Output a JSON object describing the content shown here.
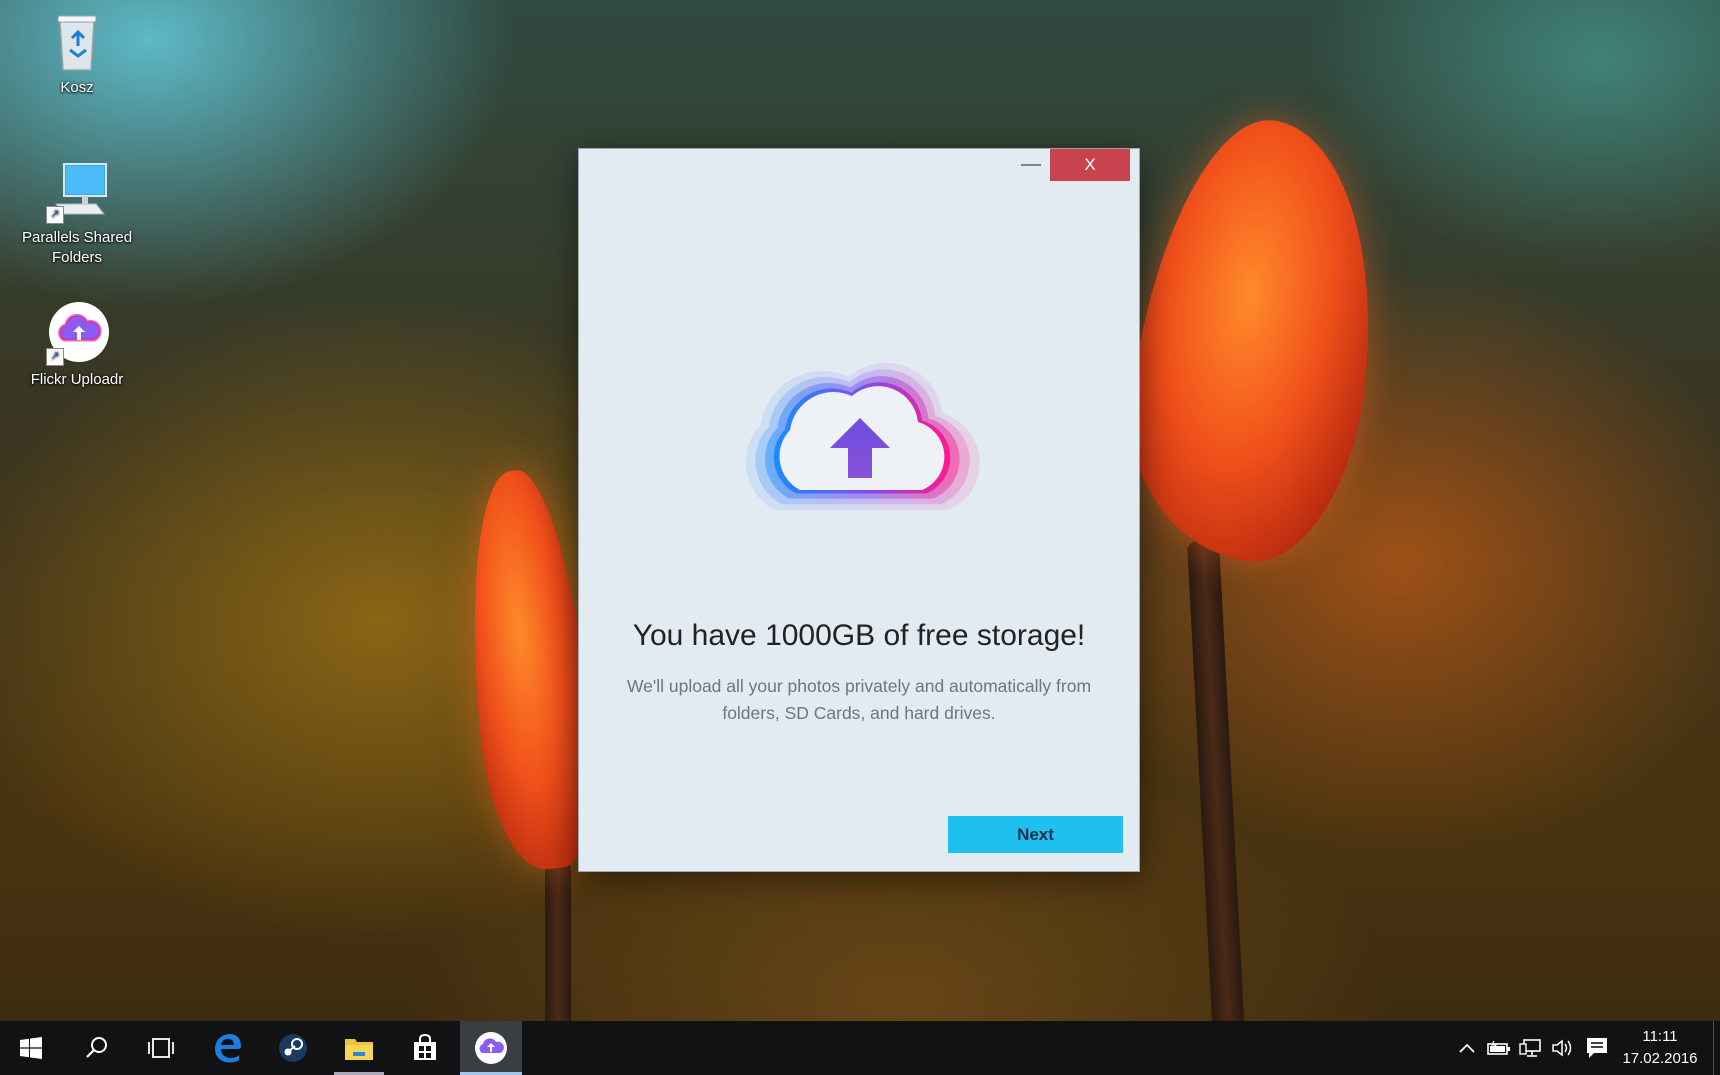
{
  "desktop": {
    "icons": [
      {
        "label": "Kosz",
        "icon": "recycle-bin-icon"
      },
      {
        "label": "Parallels Shared Folders",
        "icon": "computer-shortcut-icon"
      },
      {
        "label": "Flickr Uploadr",
        "icon": "flickr-uploadr-icon"
      }
    ]
  },
  "dialog": {
    "minimize_icon": "minimize-icon",
    "close_label": "X",
    "headline": "You have 1000GB of free storage!",
    "subtext_line1": "We'll upload all your photos privately and automatically from",
    "subtext_line2": "folders, SD Cards, and hard drives.",
    "next_label": "Next",
    "hero_icon": "cloud-upload-icon"
  },
  "taskbar": {
    "buttons": [
      {
        "icon": "windows-start-icon"
      },
      {
        "icon": "search-icon"
      },
      {
        "icon": "task-view-icon"
      },
      {
        "icon": "edge-icon"
      },
      {
        "icon": "steam-icon"
      },
      {
        "icon": "file-explorer-icon"
      },
      {
        "icon": "store-icon"
      },
      {
        "icon": "flickr-uploadr-icon"
      }
    ],
    "tray": [
      {
        "icon": "chevron-up-icon"
      },
      {
        "icon": "battery-icon"
      },
      {
        "icon": "network-icon"
      },
      {
        "icon": "volume-icon"
      },
      {
        "icon": "action-center-icon"
      }
    ],
    "time": "11:11",
    "date": "17.02.2016"
  },
  "colors": {
    "close_button": "#c8434e",
    "next_button": "#1ec0f0",
    "dialog_background": "#e3ebf2",
    "taskbar": "#101214"
  }
}
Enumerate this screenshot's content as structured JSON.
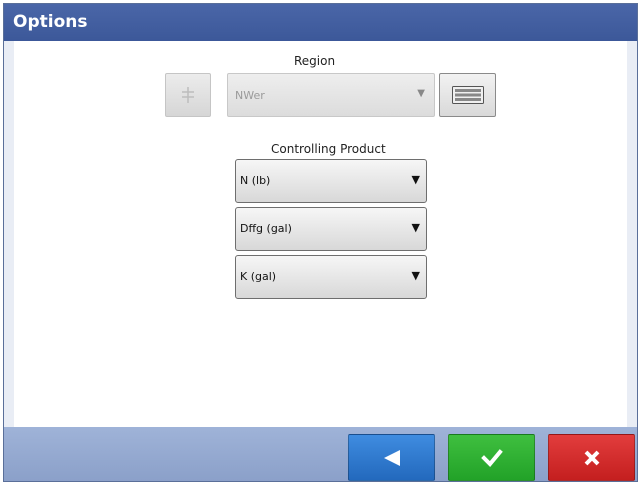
{
  "window": {
    "title": "Options"
  },
  "region": {
    "label": "Region",
    "selected": "NWer",
    "arrow": "▼",
    "filter_icon": "filter-icon",
    "keyboard_icon": "keyboard-icon"
  },
  "controlling_product": {
    "label": "Controlling Product",
    "arrow": "▼",
    "options": [
      {
        "value": "N (lb)"
      },
      {
        "value": "Dffg (gal)"
      },
      {
        "value": "K (gal)"
      }
    ]
  },
  "footer": {
    "back_icon": "left-arrow-icon",
    "ok_icon": "checkmark-icon",
    "cancel_icon": "x-icon"
  },
  "colors": {
    "titlebar": "#3f5c9e",
    "back": "#2f7fd6",
    "ok": "#2fb12f",
    "cancel": "#d42b2b"
  }
}
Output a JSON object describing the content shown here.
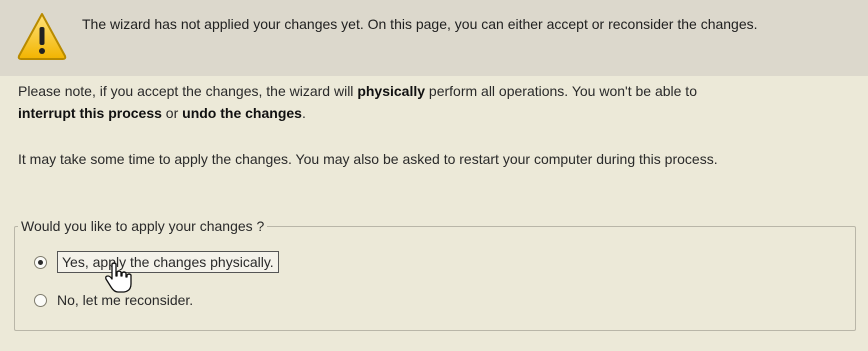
{
  "warning": {
    "icon": "warning-icon",
    "text": "The wizard has not applied your changes yet. On this page, you can either accept or reconsider the changes."
  },
  "note": {
    "prefix": "Please note, if you accept the changes, the wizard will ",
    "bold1": "physically",
    "middle": " perform all operations. You won't be able to ",
    "bold2": "interrupt this process",
    "or": " or ",
    "bold3": "undo the changes",
    "end": "."
  },
  "time_note": "It may take some time to apply the changes. You may also be asked to restart your computer during this process.",
  "group": {
    "legend": "Would you like to apply your changes ?",
    "options": [
      {
        "label": "Yes, apply the changes physically.",
        "checked": true
      },
      {
        "label": "No, let me reconsider.",
        "checked": false
      }
    ]
  },
  "cursor": {
    "icon": "hand-cursor-icon"
  }
}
■ ■ ■
SET EXERCISE
Find "your". Copy every line it occurs in.

TASK RESPONSE
    "subtext_line1": "We'll upload all your photos privately and automatically from",
    "text": "The wizard has not applied your changes yet. On this page, you can either accept or reconsider the changes."
  "time_note": "It may take some time to apply the changes. You may also be asked to restart your computer during this process.",
    "legend": "Would you like to apply your changes ?",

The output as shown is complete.